◆ What you are asked to do ◆
Wherever the word "smoothed" appears in a line, extract that line.

------------------------------------------------

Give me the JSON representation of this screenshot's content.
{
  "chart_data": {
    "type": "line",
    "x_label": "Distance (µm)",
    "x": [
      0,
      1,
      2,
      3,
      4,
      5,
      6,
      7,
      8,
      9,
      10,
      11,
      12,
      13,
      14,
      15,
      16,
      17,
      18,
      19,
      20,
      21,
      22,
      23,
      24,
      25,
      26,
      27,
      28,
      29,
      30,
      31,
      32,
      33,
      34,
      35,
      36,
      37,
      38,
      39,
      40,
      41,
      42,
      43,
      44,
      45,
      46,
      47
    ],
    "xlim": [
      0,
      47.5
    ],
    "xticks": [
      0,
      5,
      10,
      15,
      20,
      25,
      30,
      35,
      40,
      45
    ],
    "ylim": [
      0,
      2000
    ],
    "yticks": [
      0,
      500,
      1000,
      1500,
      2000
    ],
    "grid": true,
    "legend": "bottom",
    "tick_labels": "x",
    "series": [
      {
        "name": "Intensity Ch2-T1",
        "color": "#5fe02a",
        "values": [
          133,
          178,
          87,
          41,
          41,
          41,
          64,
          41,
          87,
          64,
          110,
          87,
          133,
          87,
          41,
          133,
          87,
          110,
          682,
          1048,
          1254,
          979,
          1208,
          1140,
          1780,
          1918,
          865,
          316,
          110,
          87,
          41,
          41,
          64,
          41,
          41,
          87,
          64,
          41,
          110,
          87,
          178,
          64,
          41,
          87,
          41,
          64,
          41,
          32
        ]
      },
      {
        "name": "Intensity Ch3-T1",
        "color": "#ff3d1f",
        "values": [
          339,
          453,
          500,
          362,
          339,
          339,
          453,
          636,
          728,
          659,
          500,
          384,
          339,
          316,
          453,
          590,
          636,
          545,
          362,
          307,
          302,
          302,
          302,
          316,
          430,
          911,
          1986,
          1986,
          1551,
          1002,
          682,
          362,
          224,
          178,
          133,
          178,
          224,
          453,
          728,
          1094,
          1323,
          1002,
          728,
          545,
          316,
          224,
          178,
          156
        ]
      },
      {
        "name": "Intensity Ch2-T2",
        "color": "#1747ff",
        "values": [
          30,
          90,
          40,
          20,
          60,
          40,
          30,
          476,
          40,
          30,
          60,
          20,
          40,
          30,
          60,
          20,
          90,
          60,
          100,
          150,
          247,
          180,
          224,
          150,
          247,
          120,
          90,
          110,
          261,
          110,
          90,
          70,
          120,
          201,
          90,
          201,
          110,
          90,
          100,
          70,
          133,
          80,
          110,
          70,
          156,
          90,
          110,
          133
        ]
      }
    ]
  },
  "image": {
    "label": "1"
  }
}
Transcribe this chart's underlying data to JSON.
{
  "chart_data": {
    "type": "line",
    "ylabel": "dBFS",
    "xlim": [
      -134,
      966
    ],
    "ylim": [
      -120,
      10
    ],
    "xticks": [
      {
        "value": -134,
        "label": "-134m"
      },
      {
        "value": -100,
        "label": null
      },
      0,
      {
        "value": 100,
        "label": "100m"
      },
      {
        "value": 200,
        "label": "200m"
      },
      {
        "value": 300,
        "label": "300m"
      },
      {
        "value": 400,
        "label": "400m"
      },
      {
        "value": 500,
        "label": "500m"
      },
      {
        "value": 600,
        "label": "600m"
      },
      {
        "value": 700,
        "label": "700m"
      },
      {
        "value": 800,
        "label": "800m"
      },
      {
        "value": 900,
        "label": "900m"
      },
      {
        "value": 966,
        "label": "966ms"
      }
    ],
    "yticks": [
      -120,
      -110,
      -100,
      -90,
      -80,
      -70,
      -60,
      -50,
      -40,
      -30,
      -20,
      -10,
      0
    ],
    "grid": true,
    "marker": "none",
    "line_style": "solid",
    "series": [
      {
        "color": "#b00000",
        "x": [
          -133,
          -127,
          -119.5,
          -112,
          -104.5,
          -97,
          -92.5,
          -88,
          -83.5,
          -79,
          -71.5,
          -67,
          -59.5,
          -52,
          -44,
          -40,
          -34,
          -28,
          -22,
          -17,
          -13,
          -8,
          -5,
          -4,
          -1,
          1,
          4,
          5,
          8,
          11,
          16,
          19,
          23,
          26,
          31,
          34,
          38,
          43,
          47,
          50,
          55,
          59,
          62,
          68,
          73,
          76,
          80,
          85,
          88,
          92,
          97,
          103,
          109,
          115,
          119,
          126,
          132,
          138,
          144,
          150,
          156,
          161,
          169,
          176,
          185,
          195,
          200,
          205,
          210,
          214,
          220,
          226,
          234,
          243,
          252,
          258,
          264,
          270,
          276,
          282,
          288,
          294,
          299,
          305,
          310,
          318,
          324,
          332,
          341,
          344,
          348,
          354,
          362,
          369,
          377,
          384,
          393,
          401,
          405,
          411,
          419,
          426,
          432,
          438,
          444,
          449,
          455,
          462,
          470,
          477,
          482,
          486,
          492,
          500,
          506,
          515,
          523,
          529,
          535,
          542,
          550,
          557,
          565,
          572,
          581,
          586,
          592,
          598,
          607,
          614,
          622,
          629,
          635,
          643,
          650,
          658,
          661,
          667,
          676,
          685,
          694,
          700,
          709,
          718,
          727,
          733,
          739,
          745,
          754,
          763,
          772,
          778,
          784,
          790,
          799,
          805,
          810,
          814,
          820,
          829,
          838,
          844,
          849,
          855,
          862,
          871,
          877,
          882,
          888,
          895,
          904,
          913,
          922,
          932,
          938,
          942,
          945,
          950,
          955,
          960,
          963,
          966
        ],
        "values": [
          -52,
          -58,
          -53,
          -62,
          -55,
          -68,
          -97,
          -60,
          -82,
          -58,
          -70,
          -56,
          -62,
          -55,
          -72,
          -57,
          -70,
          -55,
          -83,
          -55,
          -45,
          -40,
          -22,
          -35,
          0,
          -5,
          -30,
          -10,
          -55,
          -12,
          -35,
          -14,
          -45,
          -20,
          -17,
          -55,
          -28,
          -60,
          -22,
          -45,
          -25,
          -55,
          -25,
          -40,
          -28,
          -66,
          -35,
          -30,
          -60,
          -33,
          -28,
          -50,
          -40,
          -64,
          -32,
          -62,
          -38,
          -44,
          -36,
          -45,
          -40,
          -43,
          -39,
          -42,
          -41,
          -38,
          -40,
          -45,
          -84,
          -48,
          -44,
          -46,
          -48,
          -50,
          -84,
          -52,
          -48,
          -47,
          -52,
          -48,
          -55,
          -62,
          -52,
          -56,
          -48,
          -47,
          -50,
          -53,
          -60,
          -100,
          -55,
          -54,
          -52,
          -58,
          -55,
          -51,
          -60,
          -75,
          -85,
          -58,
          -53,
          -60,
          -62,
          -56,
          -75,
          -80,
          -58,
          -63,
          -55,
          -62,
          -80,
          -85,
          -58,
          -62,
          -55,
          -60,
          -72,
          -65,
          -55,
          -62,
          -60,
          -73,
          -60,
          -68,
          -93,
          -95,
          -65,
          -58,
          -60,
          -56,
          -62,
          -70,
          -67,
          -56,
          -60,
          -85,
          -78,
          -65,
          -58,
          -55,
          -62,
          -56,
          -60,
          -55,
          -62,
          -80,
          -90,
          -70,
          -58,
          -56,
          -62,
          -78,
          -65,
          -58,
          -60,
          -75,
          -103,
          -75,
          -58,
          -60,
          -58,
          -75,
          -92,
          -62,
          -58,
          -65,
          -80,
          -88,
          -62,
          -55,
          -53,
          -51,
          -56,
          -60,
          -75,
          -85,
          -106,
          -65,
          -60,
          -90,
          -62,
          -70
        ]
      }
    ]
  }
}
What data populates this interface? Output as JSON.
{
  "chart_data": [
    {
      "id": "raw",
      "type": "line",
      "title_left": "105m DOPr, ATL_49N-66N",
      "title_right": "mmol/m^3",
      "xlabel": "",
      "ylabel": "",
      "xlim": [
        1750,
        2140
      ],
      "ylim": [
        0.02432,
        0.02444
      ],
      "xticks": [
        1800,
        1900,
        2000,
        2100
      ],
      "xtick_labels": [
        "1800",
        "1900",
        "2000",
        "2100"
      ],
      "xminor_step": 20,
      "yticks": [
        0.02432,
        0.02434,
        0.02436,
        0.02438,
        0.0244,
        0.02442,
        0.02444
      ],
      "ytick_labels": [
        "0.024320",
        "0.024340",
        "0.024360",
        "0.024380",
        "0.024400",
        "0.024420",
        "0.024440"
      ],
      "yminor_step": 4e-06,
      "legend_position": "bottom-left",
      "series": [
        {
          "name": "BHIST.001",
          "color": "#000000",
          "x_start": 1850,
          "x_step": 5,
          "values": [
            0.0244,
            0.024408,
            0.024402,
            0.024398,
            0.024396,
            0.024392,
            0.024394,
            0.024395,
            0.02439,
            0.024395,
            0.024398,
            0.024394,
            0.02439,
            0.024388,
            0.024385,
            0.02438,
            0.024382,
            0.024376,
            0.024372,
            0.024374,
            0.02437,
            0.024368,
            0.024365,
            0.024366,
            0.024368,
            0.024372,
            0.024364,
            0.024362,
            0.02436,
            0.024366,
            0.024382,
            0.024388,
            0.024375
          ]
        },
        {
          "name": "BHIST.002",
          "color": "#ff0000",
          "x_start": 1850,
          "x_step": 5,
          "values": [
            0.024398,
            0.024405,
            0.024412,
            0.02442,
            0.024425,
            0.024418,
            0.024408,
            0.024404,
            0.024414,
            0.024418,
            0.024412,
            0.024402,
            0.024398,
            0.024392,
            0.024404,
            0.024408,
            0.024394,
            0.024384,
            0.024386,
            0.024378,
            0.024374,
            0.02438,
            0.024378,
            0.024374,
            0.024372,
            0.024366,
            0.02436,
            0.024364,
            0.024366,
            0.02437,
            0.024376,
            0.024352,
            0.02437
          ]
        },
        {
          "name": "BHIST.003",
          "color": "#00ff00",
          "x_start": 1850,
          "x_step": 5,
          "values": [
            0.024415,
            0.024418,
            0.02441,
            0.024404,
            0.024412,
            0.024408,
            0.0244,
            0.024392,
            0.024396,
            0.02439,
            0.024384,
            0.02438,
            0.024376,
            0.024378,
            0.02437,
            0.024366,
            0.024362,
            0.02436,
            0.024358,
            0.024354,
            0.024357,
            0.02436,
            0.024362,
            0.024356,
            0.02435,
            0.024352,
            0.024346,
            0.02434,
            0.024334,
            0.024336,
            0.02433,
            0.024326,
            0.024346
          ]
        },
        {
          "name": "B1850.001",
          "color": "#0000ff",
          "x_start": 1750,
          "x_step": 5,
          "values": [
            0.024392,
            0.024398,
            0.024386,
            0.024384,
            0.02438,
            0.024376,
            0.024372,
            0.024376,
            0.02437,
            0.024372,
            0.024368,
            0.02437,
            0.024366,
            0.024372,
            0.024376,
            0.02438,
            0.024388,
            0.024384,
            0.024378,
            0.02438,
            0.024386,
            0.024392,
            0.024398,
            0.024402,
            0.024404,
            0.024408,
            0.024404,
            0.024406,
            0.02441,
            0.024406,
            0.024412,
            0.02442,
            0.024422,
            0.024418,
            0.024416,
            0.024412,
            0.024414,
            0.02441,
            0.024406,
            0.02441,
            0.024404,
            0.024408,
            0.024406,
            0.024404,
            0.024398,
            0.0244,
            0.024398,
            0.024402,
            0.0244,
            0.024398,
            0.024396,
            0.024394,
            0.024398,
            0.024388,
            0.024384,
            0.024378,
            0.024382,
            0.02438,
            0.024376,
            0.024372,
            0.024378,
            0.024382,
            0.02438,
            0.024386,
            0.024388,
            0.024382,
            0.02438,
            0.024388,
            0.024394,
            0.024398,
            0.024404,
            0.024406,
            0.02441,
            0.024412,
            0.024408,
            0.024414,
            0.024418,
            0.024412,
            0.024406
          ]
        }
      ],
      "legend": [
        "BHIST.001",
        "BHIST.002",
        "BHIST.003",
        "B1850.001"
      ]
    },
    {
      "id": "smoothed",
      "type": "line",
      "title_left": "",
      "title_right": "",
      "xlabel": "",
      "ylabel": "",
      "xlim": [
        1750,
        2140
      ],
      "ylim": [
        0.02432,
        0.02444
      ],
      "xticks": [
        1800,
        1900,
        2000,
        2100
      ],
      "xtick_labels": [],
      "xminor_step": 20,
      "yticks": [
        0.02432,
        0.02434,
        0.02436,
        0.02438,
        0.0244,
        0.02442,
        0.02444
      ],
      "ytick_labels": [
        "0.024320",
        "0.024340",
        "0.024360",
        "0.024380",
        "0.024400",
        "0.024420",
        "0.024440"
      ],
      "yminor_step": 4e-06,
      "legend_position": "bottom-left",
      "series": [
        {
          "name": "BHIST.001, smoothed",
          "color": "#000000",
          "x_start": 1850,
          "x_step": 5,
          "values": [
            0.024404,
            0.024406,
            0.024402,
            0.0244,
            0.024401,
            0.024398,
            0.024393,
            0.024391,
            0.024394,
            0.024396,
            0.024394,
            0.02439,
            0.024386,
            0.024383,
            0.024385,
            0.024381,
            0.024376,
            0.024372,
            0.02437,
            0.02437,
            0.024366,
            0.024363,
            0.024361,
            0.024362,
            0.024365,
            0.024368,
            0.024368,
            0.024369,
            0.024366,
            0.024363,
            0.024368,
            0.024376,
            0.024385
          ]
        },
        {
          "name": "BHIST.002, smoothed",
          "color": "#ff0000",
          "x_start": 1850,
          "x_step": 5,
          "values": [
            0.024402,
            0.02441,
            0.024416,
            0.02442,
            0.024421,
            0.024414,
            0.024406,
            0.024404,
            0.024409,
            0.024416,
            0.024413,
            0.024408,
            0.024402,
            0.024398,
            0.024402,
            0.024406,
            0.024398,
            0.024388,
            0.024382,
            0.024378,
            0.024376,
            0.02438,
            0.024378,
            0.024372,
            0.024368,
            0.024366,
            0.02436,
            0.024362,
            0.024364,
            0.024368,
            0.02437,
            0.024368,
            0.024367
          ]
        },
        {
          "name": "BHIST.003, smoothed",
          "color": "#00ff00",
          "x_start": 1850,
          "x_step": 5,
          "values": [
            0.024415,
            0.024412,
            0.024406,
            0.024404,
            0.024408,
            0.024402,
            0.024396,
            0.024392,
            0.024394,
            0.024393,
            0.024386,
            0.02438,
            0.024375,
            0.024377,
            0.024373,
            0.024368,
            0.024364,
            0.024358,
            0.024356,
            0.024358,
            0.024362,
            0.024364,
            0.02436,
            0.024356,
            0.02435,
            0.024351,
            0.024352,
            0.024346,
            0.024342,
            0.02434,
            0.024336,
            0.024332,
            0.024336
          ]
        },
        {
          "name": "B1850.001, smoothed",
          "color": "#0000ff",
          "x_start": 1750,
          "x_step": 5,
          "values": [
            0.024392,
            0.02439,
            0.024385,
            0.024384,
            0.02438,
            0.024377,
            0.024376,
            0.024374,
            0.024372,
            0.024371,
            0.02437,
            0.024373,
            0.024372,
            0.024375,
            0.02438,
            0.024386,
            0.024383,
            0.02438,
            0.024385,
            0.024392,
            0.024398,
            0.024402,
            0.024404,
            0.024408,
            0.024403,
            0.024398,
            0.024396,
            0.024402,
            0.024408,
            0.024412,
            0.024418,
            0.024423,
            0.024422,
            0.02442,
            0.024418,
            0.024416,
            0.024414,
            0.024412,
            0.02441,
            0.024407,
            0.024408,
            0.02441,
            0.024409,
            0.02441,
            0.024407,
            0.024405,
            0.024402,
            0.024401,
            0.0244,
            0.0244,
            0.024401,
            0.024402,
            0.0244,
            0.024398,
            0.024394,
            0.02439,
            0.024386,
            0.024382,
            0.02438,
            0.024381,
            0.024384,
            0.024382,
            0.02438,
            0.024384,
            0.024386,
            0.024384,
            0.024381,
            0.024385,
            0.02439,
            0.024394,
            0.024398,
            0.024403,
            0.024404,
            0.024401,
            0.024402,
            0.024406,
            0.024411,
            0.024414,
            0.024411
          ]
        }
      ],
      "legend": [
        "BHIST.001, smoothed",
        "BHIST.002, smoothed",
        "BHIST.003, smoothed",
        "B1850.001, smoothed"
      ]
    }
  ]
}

------------------------------------------------

◆ Problem solution ◆
      "id": "smoothed",
          "name": "BHIST.001, smoothed",
          "name": "BHIST.002, smoothed",
          "name": "BHIST.003, smoothed",
          "name": "B1850.001, smoothed",
        "BHIST.001, smoothed",
        "BHIST.002, smoothed",
        "BHIST.003, smoothed",
        "B1850.001, smoothed"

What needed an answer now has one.